■ REQUIREMENTS ■
Repeat each line of the material exactly.

■ STORED DATA ■
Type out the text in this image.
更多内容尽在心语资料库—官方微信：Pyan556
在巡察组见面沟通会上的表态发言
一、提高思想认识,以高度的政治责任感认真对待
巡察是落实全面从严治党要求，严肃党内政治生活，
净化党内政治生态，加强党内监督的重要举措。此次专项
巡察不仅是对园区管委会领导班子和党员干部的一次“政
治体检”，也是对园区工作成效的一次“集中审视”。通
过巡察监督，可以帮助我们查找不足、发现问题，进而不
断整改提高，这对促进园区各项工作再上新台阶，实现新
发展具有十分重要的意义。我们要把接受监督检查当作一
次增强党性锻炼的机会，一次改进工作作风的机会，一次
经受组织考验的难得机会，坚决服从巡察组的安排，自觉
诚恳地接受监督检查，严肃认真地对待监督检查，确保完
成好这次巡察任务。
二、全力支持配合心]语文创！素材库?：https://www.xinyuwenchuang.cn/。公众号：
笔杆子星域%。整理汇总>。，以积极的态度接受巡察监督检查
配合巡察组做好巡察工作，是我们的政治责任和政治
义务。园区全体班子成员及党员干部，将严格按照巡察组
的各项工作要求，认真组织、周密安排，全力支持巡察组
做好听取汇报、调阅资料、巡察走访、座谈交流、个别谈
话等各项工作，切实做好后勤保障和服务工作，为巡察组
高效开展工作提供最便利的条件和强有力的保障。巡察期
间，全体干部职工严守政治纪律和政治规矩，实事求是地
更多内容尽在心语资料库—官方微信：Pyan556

■ FULL RESPONSE ■
Type out the text in this image.
更多内容尽在心语资料库—官方微信：Pyan556
在巡察组见面沟通会上的表态发言
一、提高思想认识,以高度的政治责任感认真对待
巡察是落实全面从严治党要求，严肃党内政治生活，
净化党内政治生态，加强党内监督的重要举措。此次专项
巡察不仅是对园区管委会领导班子和党员干部的一次“政
治体检”，也是对园区工作成效的一次“集中审视”。通
过巡察监督，可以帮助我们查找不足、发现问题，进而不
断整改提高，这对促进园区各项工作再上新台阶，实现新
发展具有十分重要的意义。我们要把接受监督检查当作一
次增强党性锻炼的机会，一次改进工作作风的机会，一次
经受组织考验的难得机会，坚决服从巡察组的安排，自觉
诚恳地接受监督检查，严肃认真地对待监督检查，确保完
成好这次巡察任务。
二、全力支持配合心]语文创！素材库?：https://www.xinyuwenchuang.cn/。公众号：
笔杆子星域%。整理汇总>。，以积极的态度接受巡察监督检查
配合巡察组做好巡察工作，是我们的政治责任和政治
义务。园区全体班子成员及党员干部，将严格按照巡察组
的各项工作要求，认真组织、周密安排，全力支持巡察组
做好听取汇报、调阅资料、巡察走访、座谈交流、个别谈
话等各项工作，切实做好后勤保障和服务工作，为巡察组
高效开展工作提供最便利的条件和强有力的保障。巡察期
间，全体干部职工严守政治纪律和政治规矩，实事求是地
更多内容尽在心语资料库—官方微信：Pyan556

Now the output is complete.